> GOAL: Report all lines holding "cảnh".
* start DATA FOR PROCESSING *
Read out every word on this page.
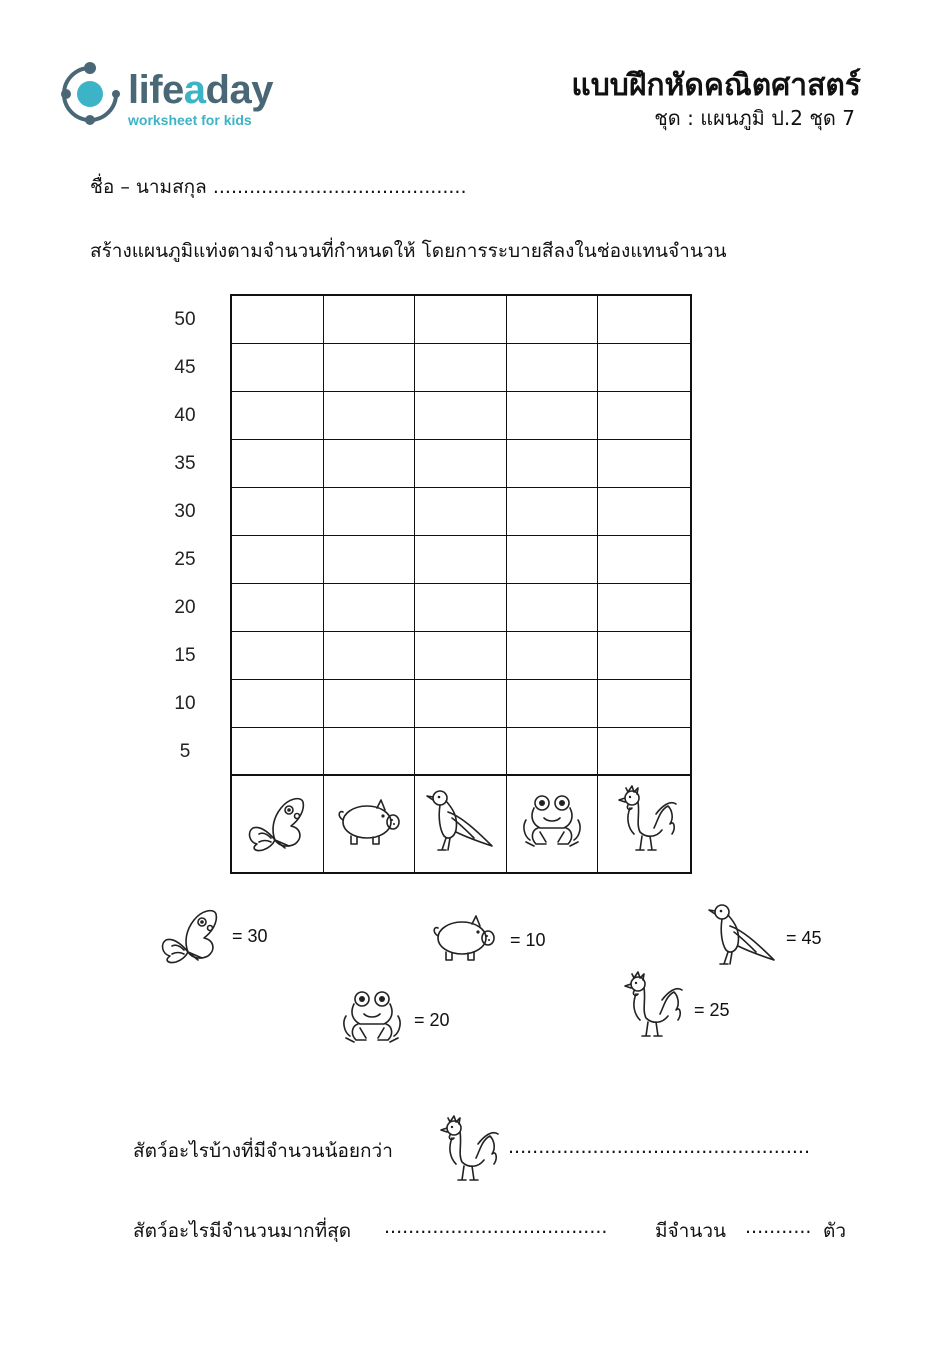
lifeaday
worksheet for kids
แบบฝึกหัดคณิตศาสตร์
ชุด : แผนภูมิ ป.2 ชุด 7
ชื่อ – นามสกุล ..........................................
สร้างแผนภูมิแท่งตามจำนวนที่กำหนดให้ โดยการระบายสีลงในช่องแทนจำนวน
50
45
40
35
30
25
20
15
10
5
= 30	= 10	= 45
= 20	= 25
สัตว์อะไรบ้างที่มีจำนวนน้อยกว่า	..................................................
สัตว์อะไรมีจำนวนมากที่สุด .....................................	มีจำนวน ........... ตัว
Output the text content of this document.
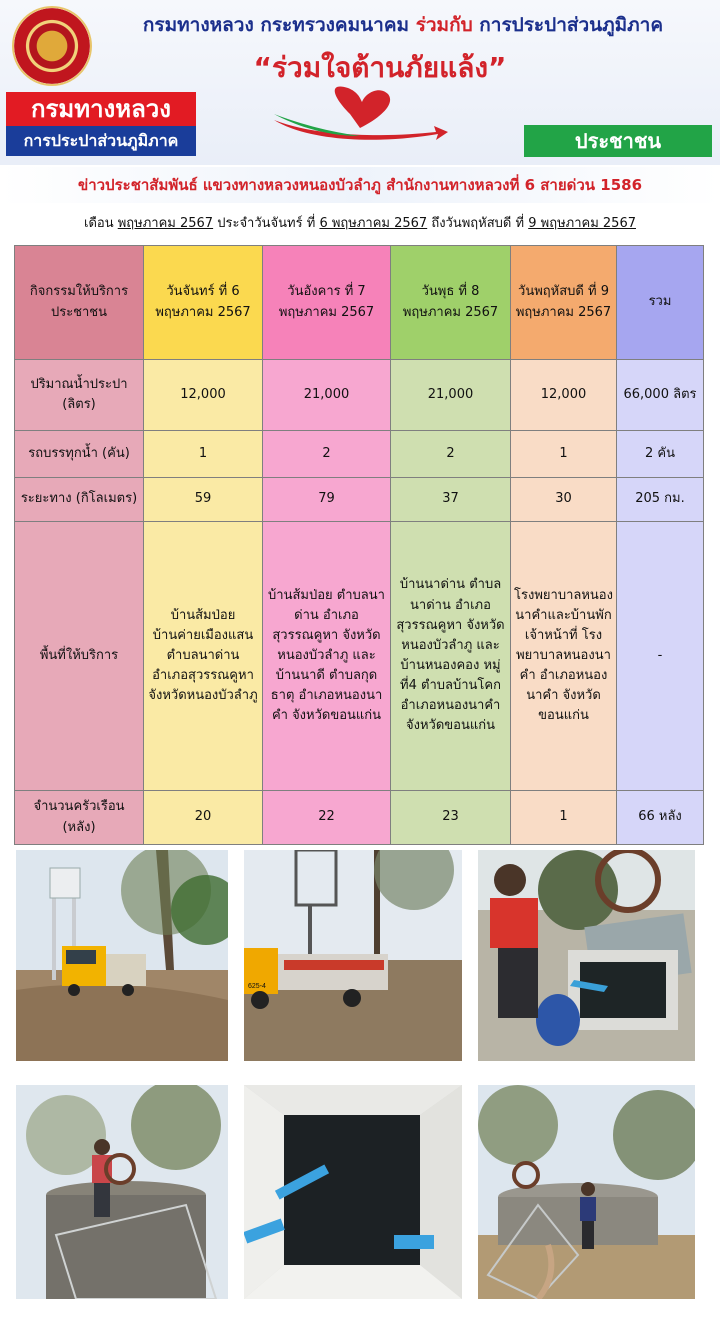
กรมทางหลวง กระทรวงคมนาคม ร่วมกับ การประปาส่วนภูมิภาค
“ร่วมใจต้านภัยแล้ง”
กรมทางหลวง
การประปาส่วนภูมิภาค	ประชาชน
ข่าวประชาสัมพันธ์ แขวงทางหลวงหนองบัวลำภู สำนักงานทางหลวงที่ 6 สายด่วน 1586
เดือน พฤษภาคม 2567 ประจำวันจันทร์ ที่ 6 พฤษภาคม 2567 ถึงวันพฤหัสบดี ที่ 9 พฤษภาคม 2567
กิจกรรมให้บริการประชาชน	วันจันทร์ ที่ 6 พฤษภาคม 2567	วันอังคาร ที่ 7 พฤษภาคม 2567	วันพุธ ที่ 8 พฤษภาคม 2567	วันพฤหัสบดี ที่ 9 พฤษภาคม 2567	รวม
ปริมาณน้ำประปา (ลิตร)	12,000	21,000	21,000	12,000	66,000 ลิตร
รถบรรทุกน้ำ (คัน)	1	2	2	1	2 คัน
ระยะทาง (กิโลเมตร)	59	79	37	30	205 กม.
พื้นที่ให้บริการ	บ้านส้มป่อย บ้านค่ายเมืองแสน ตำบลนาด่าน อำเภอสุวรรณคูหา จังหวัดหนองบัวลำภู	บ้านส้มป่อย ตำบลนาด่าน อำเภอสุวรรณคูหา จังหวัดหนองบัวลำภู และบ้านนาดี ตำบลกุดธาตุ อำเภอหนองนาคำ จังหวัดขอนแก่น	บ้านนาด่าน ตำบลนาด่าน อำเภอสุวรรณคูหา จังหวัดหนองบัวลำภู และบ้านหนองคอง หมู่ที่4 ตำบลบ้านโคก อำเภอหนองนาคำ จังหวัดขอนแก่น	โรงพยาบาลหนองนาคำและบ้านพักเจ้าหน้าที่ โรงพยาบาลหนองนาคำ อำเภอหนองนาคำ จังหวัดขอนแก่น	-
จำนวนครัวเรือน (หลัง)	20	22	23	1	66 หลัง
625-4
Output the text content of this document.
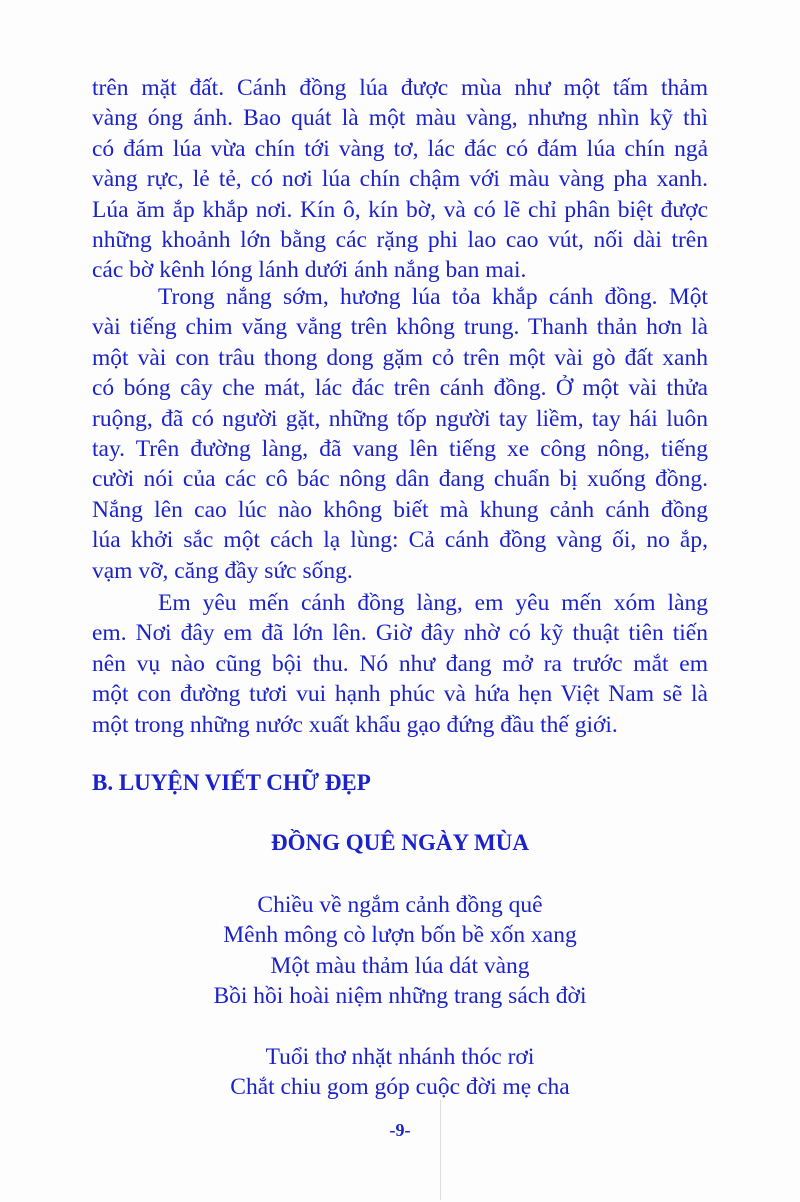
trên mặt đất. Cánh đồng lúa được mùa như một tấm thảm
vàng óng ánh. Bao quát là một màu vàng, nhưng nhìn kỹ thì
có đám lúa vừa chín tới vàng tơ, lác đác có đám lúa chín ngả
vàng rực, lẻ tẻ, có nơi lúa chín chậm với màu vàng pha xanh.
Lúa ăm ắp khắp nơi. Kín ô, kín bờ, và có lẽ chỉ phân biệt được
những khoảnh lớn bằng các rặng phi lao cao vút, nối dài trên
các bờ kênh lóng lánh dưới ánh nắng ban mai.
Trong nắng sớm, hương lúa tỏa khắp cánh đồng. Một
vài tiếng chim văng vẳng trên không trung. Thanh thản hơn là
một vài con trâu thong dong gặm cỏ trên một vài gò đất xanh
có bóng cây che mát, lác đác trên cánh đồng. Ở một vài thửa
ruộng, đã có người gặt, những tốp người tay liềm, tay hái luôn
tay. Trên đường làng, đã vang lên tiếng xe công nông, tiếng
cười nói của các cô bác nông dân đang chuẩn bị xuống đồng.
Nắng lên cao lúc nào không biết mà khung cảnh cánh đồng
lúa khởi sắc một cách lạ lùng: Cả cánh đồng vàng ối, no ắp,
vạm vỡ, căng đầy sức sống.
Em yêu mến cánh đồng làng, em yêu mến xóm làng
em. Nơi đây em đã lớn lên. Giờ đây nhờ có kỹ thuật tiên tiến
nên vụ nào cũng bội thu. Nó như đang mở ra trước mắt em
một con đường tươi vui hạnh phúc và hứa hẹn Việt Nam sẽ là
một trong những nước xuất khẩu gạo đứng đầu thế giới.
B. LUYỆN VIẾT CHỮ ĐẸP
ĐỒNG QUÊ NGÀY MÙA
Chiều về ngắm cảnh đồng quê
Mênh mông cò lượn bốn bề xốn xang
Một màu thảm lúa dát vàng
Bồi hồi hoài niệm những trang sách đời
Tuổi thơ nhặt nhánh thóc rơi
Chắt chiu gom góp cuộc đời mẹ cha
-9-
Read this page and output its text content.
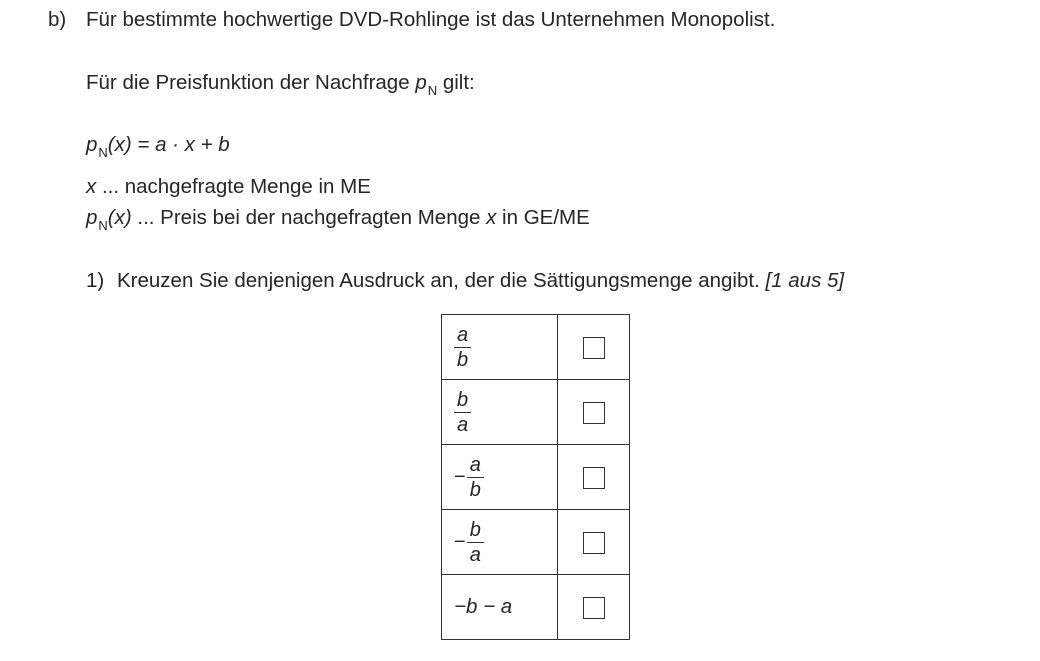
b) Für bestimmte hochwertige DVD-Rohlinge ist das Unternehmen Monopolist.
Für die Preisfunktion der Nachfrage $p_N$ gilt:
$p_N(x) = a \cdot x + b$
x ... nachgefragte Menge in ME
$p_N(x)$ ... Preis bei der nachgefragten Menge x in GE/ME
1) Kreuzen Sie denjenigen Ausdruck an, der die Sättigungsmenge angibt. [1 aus 5]
$\frac{a}{b}$

$\frac{b}{a}$

− $\frac{a}{b}$

− $\frac{b}{a}$

−b − a	
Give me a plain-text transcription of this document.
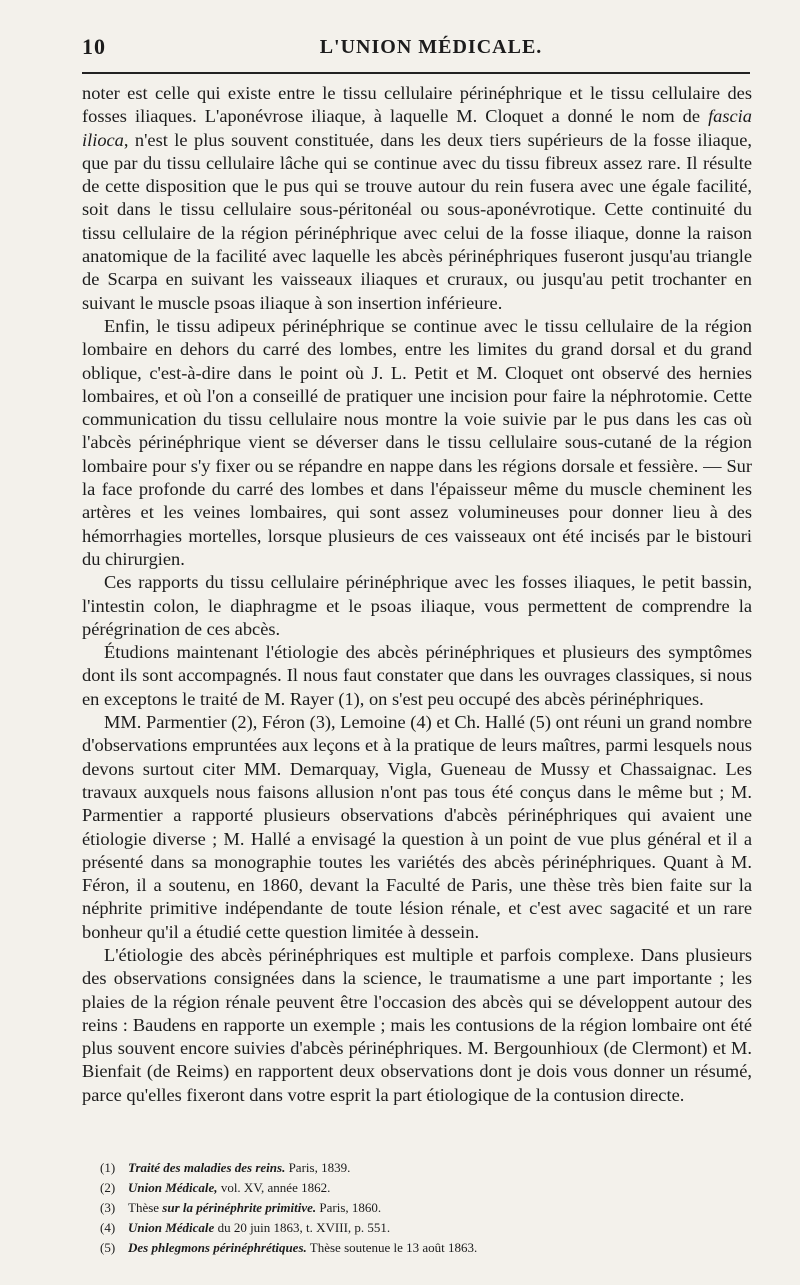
10	L'UNION MÉDICALE.

noter est celle qui existe entre le tissu cellulaire périnéphrique et le tissu cellulaire des fosses iliaques. L'aponévrose iliaque, à laquelle M. Cloquet a donné le nom de fascia ilioca, n'est le plus souvent constituée, dans les deux tiers supérieurs de la fosse iliaque, que par du tissu cellulaire lâche qui se continue avec du tissu fibreux assez rare. Il résulte de cette disposition que le pus qui se trouve autour du rein fusera avec une égale facilité, soit dans le tissu cellulaire sous-péritonéal ou sous-aponévrotique. Cette continuité du tissu cellulaire de la région périnéphrique avec celui de la fosse iliaque, donne la raison anatomique de la facilité avec laquelle les abcès périnéphriques fuseront jusqu'au triangle de Scarpa en suivant les vaisseaux iliaques et cruraux, ou jusqu'au petit trochanter en suivant le muscle psoas iliaque à son insertion inférieure.

Enfin, le tissu adipeux périnéphrique se continue avec le tissu cellulaire de la région lombaire en dehors du carré des lombes, entre les limites du grand dorsal et du grand oblique, c'est-à-dire dans le point où J. L. Petit et M. Cloquet ont observé des hernies lombaires, et où l'on a conseillé de pratiquer une incision pour faire la néphrotomie. Cette communication du tissu cellulaire nous montre la voie suivie par le pus dans les cas où l'abcès périnéphrique vient se déverser dans le tissu cellulaire sous-cutané de la région lombaire pour s'y fixer ou se répandre en nappe dans les régions dorsale et fessière. — Sur la face profonde du carré des lombes et dans l'épaisseur même du muscle cheminent les artères et les veines lombaires, qui sont assez volumineuses pour donner lieu à des hémorrhagies mortelles, lorsque plusieurs de ces vaisseaux ont été incisés par le bistouri du chirurgien.

Ces rapports du tissu cellulaire périnéphrique avec les fosses iliaques, le petit bassin, l'intestin colon, le diaphragme et le psoas iliaque, vous permettent de comprendre la pérégrination de ces abcès.

Étudions maintenant l'étiologie des abcès périnéphriques et plusieurs des symptômes dont ils sont accompagnés. Il nous faut constater que dans les ouvrages classiques, si nous en exceptons le traité de M. Rayer (1), on s'est peu occupé des abcès périnéphriques.

MM. Parmentier (2), Féron (3), Lemoine (4) et Ch. Hallé (5) ont réuni un grand nombre d'observations empruntées aux leçons et à la pratique de leurs maîtres, parmi lesquels nous devons surtout citer MM. Demarquay, Vigla, Gueneau de Mussy et Chassaignac. Les travaux auxquels nous faisons allusion n'ont pas tous été conçus dans le même but ; M. Parmentier a rapporté plusieurs observations d'abcès périnéphriques qui avaient une étiologie diverse ; M. Hallé a envisagé la question à un point de vue plus général et il a présenté dans sa monographie toutes les variétés des abcès périnéphriques. Quant à M. Féron, il a soutenu, en 1860, devant la Faculté de Paris, une thèse très bien faite sur la néphrite primitive indépendante de toute lésion rénale, et c'est avec sagacité et un rare bonheur qu'il a étudié cette question limitée à dessein.

L'étiologie des abcès périnéphriques est multiple et parfois complexe. Dans plusieurs des observations consignées dans la science, le traumatisme a une part importante ; les plaies de la région rénale peuvent être l'occasion des abcès qui se développent autour des reins : Baudens en rapporte un exemple ; mais les contusions de la région lombaire ont été plus souvent encore suivies d'abcès périnéphriques. M. Bergounhioux (de Clermont) et M. Bienfait (de Reims) en rapportent deux observations dont je dois vous donner un résumé, parce qu'elles fixeront dans votre esprit la part étiologique de la contusion directe.

(1) Traité des maladies des reins. Paris, 1839.
(2) Union Médicale, vol. XV, année 1862.
(3) Thèse sur la périnéphrite primitive. Paris, 1860.
(4) Union Médicale du 20 juin 1863, t. XVIII, p. 551.
(5) Des phlegmons périnéphrétiques. Thèse soutenue le 13 août 1863.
* end DATA FOR PROCESSING *
> EXERCISE OUTPUT:
Nắng lên cao lúc nào không biết mà khung cảnh cánh đồng
Chiều về ngắm cảnh đồng quê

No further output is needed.